Given exercise:
Copy each line that contains the string "content".

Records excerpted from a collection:
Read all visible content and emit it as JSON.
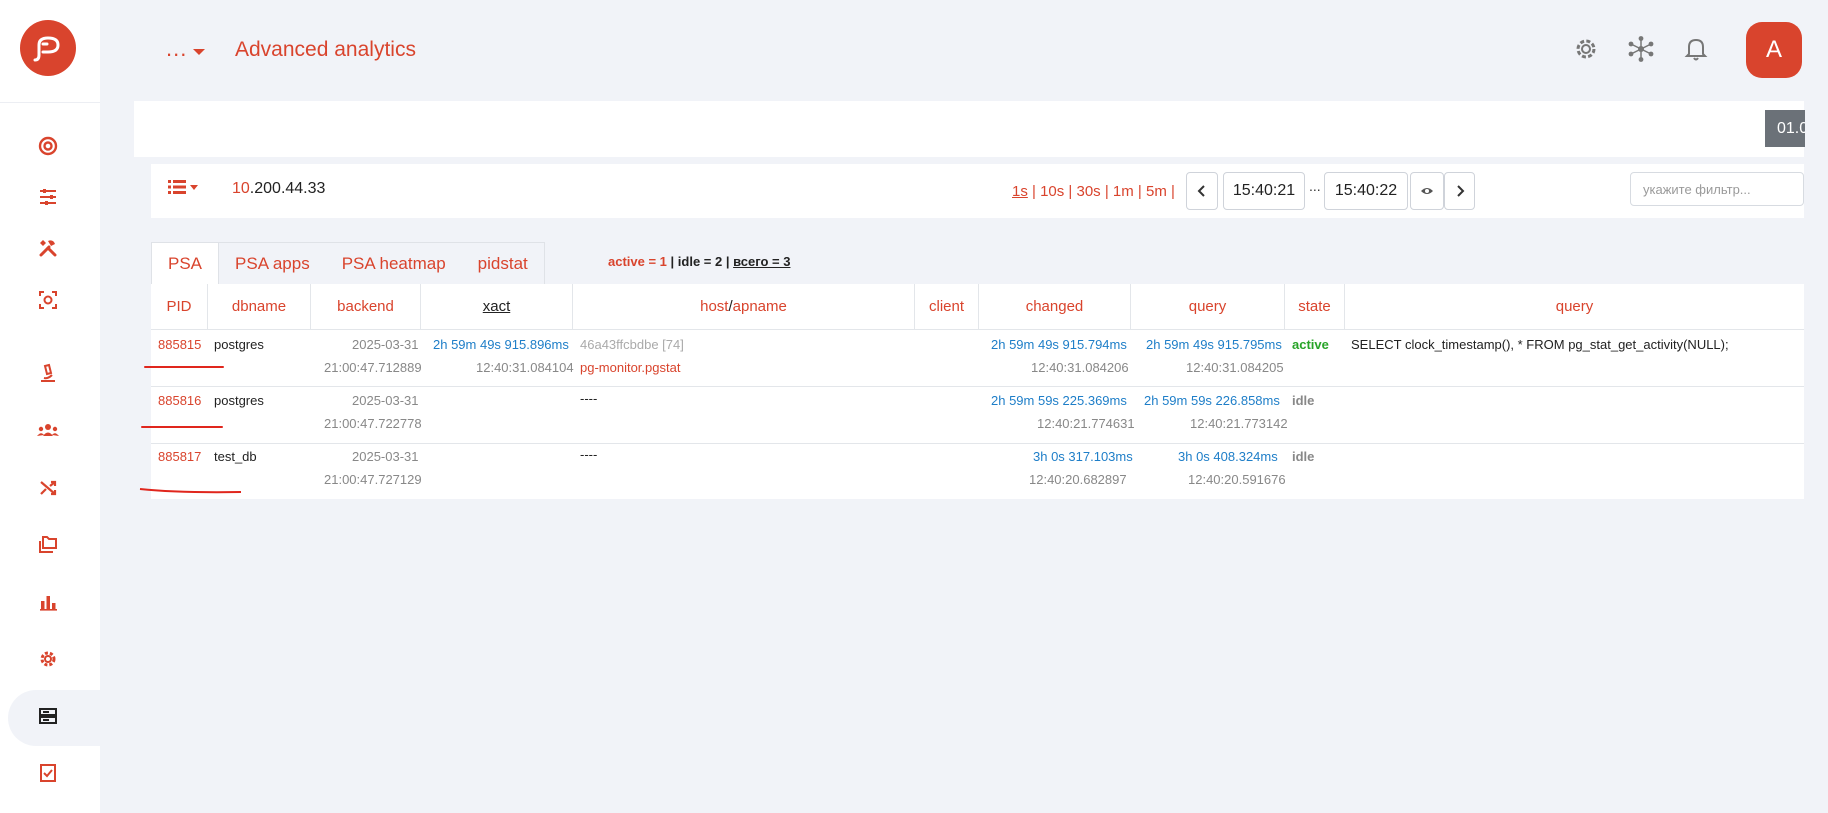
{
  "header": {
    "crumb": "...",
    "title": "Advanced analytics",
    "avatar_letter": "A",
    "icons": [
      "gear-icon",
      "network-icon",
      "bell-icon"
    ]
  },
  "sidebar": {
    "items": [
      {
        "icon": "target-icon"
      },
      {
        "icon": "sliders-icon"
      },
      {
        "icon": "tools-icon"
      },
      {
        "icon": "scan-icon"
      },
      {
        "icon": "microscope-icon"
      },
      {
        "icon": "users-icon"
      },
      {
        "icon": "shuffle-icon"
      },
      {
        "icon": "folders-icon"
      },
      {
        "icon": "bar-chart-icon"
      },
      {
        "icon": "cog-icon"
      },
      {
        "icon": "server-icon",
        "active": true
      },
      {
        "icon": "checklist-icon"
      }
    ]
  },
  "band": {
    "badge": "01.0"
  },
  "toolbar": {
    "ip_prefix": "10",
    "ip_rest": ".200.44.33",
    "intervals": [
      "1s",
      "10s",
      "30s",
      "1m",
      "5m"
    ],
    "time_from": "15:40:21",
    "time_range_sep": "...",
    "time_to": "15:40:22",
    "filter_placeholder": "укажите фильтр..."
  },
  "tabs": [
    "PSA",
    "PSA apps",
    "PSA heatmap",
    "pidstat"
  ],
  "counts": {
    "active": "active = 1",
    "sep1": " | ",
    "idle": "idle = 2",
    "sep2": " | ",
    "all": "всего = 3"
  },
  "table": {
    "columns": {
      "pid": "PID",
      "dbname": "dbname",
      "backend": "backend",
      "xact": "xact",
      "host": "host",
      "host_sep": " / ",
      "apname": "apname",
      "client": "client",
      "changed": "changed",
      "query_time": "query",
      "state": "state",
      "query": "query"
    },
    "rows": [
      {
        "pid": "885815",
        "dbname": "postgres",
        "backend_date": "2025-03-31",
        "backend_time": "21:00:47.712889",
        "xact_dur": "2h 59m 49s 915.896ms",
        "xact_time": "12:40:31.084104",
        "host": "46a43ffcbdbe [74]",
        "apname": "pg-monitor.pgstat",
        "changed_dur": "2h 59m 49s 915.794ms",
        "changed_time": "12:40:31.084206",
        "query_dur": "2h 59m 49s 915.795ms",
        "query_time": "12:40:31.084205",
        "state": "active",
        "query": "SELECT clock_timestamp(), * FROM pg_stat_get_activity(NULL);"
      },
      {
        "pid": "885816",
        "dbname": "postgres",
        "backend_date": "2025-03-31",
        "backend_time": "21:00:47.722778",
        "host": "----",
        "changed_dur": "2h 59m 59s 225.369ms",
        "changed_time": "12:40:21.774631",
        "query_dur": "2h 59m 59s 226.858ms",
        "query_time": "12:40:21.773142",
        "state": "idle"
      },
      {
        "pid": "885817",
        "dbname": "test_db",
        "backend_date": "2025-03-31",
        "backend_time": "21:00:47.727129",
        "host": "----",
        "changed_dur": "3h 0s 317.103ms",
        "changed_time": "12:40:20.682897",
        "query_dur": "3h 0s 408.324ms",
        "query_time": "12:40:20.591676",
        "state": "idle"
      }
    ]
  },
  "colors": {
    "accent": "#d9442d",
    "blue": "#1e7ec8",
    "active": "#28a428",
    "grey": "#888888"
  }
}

* * *

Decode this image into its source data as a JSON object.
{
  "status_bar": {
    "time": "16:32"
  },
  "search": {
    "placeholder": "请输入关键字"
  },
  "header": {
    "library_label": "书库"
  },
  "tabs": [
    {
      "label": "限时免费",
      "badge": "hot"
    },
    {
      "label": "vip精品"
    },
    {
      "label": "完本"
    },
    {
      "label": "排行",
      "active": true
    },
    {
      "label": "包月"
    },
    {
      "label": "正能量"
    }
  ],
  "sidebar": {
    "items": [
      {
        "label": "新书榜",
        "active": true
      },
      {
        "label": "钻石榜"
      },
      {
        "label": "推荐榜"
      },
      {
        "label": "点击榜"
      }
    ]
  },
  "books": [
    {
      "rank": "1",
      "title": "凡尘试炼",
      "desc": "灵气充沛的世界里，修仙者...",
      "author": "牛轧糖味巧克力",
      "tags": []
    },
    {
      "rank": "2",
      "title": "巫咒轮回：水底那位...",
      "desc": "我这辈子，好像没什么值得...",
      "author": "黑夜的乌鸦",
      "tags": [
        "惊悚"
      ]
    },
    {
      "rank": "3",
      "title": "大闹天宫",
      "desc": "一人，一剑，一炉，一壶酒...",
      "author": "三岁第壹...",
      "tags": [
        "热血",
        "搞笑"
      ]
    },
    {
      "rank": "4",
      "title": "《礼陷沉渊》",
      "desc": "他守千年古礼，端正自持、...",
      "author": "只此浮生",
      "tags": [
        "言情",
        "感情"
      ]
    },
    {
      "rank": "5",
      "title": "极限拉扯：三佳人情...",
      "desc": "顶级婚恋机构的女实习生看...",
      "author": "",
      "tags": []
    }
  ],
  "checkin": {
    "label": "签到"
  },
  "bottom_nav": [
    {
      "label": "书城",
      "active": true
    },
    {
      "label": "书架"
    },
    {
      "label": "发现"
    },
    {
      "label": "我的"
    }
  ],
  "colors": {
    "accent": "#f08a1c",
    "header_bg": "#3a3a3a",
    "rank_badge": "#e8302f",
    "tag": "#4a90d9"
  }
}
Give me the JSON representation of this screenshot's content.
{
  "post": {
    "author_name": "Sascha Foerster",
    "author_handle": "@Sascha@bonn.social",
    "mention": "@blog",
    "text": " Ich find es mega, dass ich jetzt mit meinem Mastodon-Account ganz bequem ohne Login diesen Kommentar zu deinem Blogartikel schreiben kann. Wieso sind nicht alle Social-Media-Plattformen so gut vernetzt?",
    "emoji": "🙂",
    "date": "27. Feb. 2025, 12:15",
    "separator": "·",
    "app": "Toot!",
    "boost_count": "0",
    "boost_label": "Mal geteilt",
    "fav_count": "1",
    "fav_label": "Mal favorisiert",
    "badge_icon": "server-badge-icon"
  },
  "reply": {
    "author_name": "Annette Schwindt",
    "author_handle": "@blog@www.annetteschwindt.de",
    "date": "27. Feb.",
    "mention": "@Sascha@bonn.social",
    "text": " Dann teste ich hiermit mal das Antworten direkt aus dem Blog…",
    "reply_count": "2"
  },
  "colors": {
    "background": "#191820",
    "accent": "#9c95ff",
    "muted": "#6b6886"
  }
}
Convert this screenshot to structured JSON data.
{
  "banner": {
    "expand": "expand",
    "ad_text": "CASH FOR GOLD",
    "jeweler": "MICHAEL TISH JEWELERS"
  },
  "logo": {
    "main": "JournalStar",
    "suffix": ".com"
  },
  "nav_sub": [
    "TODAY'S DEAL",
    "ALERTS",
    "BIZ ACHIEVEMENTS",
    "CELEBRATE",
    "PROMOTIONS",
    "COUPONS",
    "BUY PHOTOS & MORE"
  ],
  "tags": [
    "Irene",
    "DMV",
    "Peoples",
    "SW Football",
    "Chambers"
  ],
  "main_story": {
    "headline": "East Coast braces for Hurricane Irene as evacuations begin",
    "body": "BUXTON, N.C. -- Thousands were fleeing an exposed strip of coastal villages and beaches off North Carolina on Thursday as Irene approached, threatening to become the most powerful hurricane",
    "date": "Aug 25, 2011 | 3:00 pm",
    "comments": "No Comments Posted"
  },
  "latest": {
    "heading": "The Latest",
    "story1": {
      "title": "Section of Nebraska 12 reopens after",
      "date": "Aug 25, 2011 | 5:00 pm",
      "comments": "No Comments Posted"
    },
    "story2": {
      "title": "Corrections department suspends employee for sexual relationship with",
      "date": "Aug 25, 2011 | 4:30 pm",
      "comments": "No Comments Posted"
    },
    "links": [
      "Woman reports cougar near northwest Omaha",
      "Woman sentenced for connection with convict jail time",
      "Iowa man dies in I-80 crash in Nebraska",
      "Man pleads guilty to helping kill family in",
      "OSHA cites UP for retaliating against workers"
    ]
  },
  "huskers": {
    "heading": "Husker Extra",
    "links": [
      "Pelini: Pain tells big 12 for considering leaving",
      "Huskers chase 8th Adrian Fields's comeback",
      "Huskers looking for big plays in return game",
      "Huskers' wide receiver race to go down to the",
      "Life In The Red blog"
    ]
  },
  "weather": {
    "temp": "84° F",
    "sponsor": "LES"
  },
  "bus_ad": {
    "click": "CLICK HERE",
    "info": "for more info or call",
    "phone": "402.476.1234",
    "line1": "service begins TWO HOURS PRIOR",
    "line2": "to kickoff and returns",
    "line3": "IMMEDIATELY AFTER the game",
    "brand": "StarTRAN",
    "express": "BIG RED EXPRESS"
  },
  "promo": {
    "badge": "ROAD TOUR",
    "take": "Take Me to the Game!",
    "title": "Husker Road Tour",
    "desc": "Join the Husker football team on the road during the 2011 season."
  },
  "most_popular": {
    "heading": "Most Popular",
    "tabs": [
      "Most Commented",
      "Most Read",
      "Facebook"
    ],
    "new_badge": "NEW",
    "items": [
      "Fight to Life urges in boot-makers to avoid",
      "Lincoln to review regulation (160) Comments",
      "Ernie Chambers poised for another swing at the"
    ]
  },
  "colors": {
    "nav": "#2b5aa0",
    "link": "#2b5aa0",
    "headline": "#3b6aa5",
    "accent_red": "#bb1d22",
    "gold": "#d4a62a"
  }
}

Response to this task:
Read all visible content and emit it as JSON.
Give me the JSON representation of this screenshot's content.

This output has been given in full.